## The input
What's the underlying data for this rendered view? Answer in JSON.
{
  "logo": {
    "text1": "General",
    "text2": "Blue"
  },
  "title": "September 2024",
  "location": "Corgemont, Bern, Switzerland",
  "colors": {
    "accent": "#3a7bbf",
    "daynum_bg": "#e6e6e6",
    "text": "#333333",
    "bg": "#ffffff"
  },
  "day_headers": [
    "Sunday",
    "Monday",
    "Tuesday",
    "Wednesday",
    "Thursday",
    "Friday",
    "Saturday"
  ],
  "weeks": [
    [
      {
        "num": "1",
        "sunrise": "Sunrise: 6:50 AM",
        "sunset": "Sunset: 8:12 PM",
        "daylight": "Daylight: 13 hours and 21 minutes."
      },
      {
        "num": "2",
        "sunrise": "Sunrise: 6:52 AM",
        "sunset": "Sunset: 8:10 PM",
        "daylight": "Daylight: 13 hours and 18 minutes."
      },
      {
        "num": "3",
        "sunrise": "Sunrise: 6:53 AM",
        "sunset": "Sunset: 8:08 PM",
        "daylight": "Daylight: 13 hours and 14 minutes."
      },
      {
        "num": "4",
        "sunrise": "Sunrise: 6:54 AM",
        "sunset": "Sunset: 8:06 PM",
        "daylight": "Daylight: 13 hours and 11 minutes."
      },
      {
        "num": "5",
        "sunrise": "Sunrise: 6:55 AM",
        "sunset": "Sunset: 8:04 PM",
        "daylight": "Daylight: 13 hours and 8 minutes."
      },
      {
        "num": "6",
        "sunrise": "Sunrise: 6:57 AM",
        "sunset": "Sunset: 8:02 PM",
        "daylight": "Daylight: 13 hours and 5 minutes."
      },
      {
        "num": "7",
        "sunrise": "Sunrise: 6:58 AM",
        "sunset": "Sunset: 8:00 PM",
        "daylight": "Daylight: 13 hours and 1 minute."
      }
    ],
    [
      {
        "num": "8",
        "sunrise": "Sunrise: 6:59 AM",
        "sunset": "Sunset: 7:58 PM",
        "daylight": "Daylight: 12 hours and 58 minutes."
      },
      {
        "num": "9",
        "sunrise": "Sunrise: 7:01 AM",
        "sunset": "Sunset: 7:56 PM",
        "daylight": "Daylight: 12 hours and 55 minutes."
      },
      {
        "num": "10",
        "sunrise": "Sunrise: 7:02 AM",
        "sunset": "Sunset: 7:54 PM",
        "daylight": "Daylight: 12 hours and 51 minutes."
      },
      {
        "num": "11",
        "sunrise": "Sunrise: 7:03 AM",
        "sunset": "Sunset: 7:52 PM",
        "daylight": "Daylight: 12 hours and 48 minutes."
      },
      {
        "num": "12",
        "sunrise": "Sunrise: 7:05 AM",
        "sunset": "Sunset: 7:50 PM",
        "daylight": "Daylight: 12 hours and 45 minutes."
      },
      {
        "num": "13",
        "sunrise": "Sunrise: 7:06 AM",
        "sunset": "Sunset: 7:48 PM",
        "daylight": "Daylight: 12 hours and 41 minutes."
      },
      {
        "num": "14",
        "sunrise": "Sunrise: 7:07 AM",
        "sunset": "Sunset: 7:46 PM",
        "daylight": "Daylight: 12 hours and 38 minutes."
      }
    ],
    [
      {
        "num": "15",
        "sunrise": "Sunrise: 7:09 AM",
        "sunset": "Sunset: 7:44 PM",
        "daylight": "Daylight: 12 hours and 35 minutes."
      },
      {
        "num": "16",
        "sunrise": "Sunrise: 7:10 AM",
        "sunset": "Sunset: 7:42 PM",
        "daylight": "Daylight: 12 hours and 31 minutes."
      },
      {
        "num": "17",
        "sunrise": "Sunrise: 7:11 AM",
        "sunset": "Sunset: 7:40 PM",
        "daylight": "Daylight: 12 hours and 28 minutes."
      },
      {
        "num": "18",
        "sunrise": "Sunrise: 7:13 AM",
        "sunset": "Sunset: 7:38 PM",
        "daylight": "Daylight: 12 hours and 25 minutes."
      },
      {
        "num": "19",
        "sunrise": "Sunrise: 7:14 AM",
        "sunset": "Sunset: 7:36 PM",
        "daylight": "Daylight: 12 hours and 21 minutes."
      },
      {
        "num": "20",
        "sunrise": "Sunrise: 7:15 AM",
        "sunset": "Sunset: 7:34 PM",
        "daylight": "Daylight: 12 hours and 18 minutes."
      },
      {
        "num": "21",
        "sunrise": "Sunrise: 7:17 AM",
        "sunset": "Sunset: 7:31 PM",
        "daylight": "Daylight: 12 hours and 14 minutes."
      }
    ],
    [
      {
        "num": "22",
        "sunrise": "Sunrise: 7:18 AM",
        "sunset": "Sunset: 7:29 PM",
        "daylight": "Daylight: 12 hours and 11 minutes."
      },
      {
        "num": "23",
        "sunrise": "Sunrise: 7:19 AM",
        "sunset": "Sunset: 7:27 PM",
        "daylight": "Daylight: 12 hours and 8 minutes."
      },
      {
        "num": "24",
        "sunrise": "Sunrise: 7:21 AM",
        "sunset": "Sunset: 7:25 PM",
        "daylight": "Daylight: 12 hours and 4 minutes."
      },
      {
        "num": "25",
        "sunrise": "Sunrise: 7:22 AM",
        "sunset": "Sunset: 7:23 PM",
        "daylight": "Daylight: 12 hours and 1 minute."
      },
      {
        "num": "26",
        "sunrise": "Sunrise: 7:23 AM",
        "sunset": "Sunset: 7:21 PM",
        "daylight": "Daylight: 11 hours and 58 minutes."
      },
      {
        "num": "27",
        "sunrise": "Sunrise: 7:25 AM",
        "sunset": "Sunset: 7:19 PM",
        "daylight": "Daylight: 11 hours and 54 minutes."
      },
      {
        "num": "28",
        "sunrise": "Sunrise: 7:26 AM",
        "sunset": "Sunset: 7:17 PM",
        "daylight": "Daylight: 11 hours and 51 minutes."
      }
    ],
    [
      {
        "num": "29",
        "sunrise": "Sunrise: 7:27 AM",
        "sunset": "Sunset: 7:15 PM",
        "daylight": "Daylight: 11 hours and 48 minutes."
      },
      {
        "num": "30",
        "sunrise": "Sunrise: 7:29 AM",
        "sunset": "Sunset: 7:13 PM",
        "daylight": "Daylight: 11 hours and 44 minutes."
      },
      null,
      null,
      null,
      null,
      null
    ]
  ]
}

## Set problem
Copy out all of the records above with nothing altered.

## Correct result
What's the underlying data for this rendered view? Answer in JSON.
{
  "logo": {
    "text1": "General",
    "text2": "Blue"
  },
  "title": "September 2024",
  "location": "Corgemont, Bern, Switzerland",
  "colors": {
    "accent": "#3a7bbf",
    "daynum_bg": "#e6e6e6",
    "text": "#333333",
    "bg": "#ffffff"
  },
  "day_headers": [
    "Sunday",
    "Monday",
    "Tuesday",
    "Wednesday",
    "Thursday",
    "Friday",
    "Saturday"
  ],
  "weeks": [
    [
      {
        "num": "1",
        "sunrise": "Sunrise: 6:50 AM",
        "sunset": "Sunset: 8:12 PM",
        "daylight": "Daylight: 13 hours and 21 minutes."
      },
      {
        "num": "2",
        "sunrise": "Sunrise: 6:52 AM",
        "sunset": "Sunset: 8:10 PM",
        "daylight": "Daylight: 13 hours and 18 minutes."
      },
      {
        "num": "3",
        "sunrise": "Sunrise: 6:53 AM",
        "sunset": "Sunset: 8:08 PM",
        "daylight": "Daylight: 13 hours and 14 minutes."
      },
      {
        "num": "4",
        "sunrise": "Sunrise: 6:54 AM",
        "sunset": "Sunset: 8:06 PM",
        "daylight": "Daylight: 13 hours and 11 minutes."
      },
      {
        "num": "5",
        "sunrise": "Sunrise: 6:55 AM",
        "sunset": "Sunset: 8:04 PM",
        "daylight": "Daylight: 13 hours and 8 minutes."
      },
      {
        "num": "6",
        "sunrise": "Sunrise: 6:57 AM",
        "sunset": "Sunset: 8:02 PM",
        "daylight": "Daylight: 13 hours and 5 minutes."
      },
      {
        "num": "7",
        "sunrise": "Sunrise: 6:58 AM",
        "sunset": "Sunset: 8:00 PM",
        "daylight": "Daylight: 13 hours and 1 minute."
      }
    ],
    [
      {
        "num": "8",
        "sunrise": "Sunrise: 6:59 AM",
        "sunset": "Sunset: 7:58 PM",
        "daylight": "Daylight: 12 hours and 58 minutes."
      },
      {
        "num": "9",
        "sunrise": "Sunrise: 7:01 AM",
        "sunset": "Sunset: 7:56 PM",
        "daylight": "Daylight: 12 hours and 55 minutes."
      },
      {
        "num": "10",
        "sunrise": "Sunrise: 7:02 AM",
        "sunset": "Sunset: 7:54 PM",
        "daylight": "Daylight: 12 hours and 51 minutes."
      },
      {
        "num": "11",
        "sunrise": "Sunrise: 7:03 AM",
        "sunset": "Sunset: 7:52 PM",
        "daylight": "Daylight: 12 hours and 48 minutes."
      },
      {
        "num": "12",
        "sunrise": "Sunrise: 7:05 AM",
        "sunset": "Sunset: 7:50 PM",
        "daylight": "Daylight: 12 hours and 45 minutes."
      },
      {
        "num": "13",
        "sunrise": "Sunrise: 7:06 AM",
        "sunset": "Sunset: 7:48 PM",
        "daylight": "Daylight: 12 hours and 41 minutes."
      },
      {
        "num": "14",
        "sunrise": "Sunrise: 7:07 AM",
        "sunset": "Sunset: 7:46 PM",
        "daylight": "Daylight: 12 hours and 38 minutes."
      }
    ],
    [
      {
        "num": "15",
        "sunrise": "Sunrise: 7:09 AM",
        "sunset": "Sunset: 7:44 PM",
        "daylight": "Daylight: 12 hours and 35 minutes."
      },
      {
        "num": "16",
        "sunrise": "Sunrise: 7:10 AM",
        "sunset": "Sunset: 7:42 PM",
        "daylight": "Daylight: 12 hours and 31 minutes."
      },
      {
        "num": "17",
        "sunrise": "Sunrise: 7:11 AM",
        "sunset": "Sunset: 7:40 PM",
        "daylight": "Daylight: 12 hours and 28 minutes."
      },
      {
        "num": "18",
        "sunrise": "Sunrise: 7:13 AM",
        "sunset": "Sunset: 7:38 PM",
        "daylight": "Daylight: 12 hours and 25 minutes."
      },
      {
        "num": "19",
        "sunrise": "Sunrise: 7:14 AM",
        "sunset": "Sunset: 7:36 PM",
        "daylight": "Daylight: 12 hours and 21 minutes."
      },
      {
        "num": "20",
        "sunrise": "Sunrise: 7:15 AM",
        "sunset": "Sunset: 7:34 PM",
        "daylight": "Daylight: 12 hours and 18 minutes."
      },
      {
        "num": "21",
        "sunrise": "Sunrise: 7:17 AM",
        "sunset": "Sunset: 7:31 PM",
        "daylight": "Daylight: 12 hours and 14 minutes."
      }
    ],
    [
      {
        "num": "22",
        "sunrise": "Sunrise: 7:18 AM",
        "sunset": "Sunset: 7:29 PM",
        "daylight": "Daylight: 12 hours and 11 minutes."
      },
      {
        "num": "23",
        "sunrise": "Sunrise: 7:19 AM",
        "sunset": "Sunset: 7:27 PM",
        "daylight": "Daylight: 12 hours and 8 minutes."
      },
      {
        "num": "24",
        "sunrise": "Sunrise: 7:21 AM",
        "sunset": "Sunset: 7:25 PM",
        "daylight": "Daylight: 12 hours and 4 minutes."
      },
      {
        "num": "25",
        "sunrise": "Sunrise: 7:22 AM",
        "sunset": "Sunset: 7:23 PM",
        "daylight": "Daylight: 12 hours and 1 minute."
      },
      {
        "num": "26",
        "sunrise": "Sunrise: 7:23 AM",
        "sunset": "Sunset: 7:21 PM",
        "daylight": "Daylight: 11 hours and 58 minutes."
      },
      {
        "num": "27",
        "sunrise": "Sunrise: 7:25 AM",
        "sunset": "Sunset: 7:19 PM",
        "daylight": "Daylight: 11 hours and 54 minutes."
      },
      {
        "num": "28",
        "sunrise": "Sunrise: 7:26 AM",
        "sunset": "Sunset: 7:17 PM",
        "daylight": "Daylight: 11 hours and 51 minutes."
      }
    ],
    [
      {
        "num": "29",
        "sunrise": "Sunrise: 7:27 AM",
        "sunset": "Sunset: 7:15 PM",
        "daylight": "Daylight: 11 hours and 48 minutes."
      },
      {
        "num": "30",
        "sunrise": "Sunrise: 7:29 AM",
        "sunset": "Sunset: 7:13 PM",
        "daylight": "Daylight: 11 hours and 44 minutes."
      },
      null,
      null,
      null,
      null,
      null
    ]
  ]
}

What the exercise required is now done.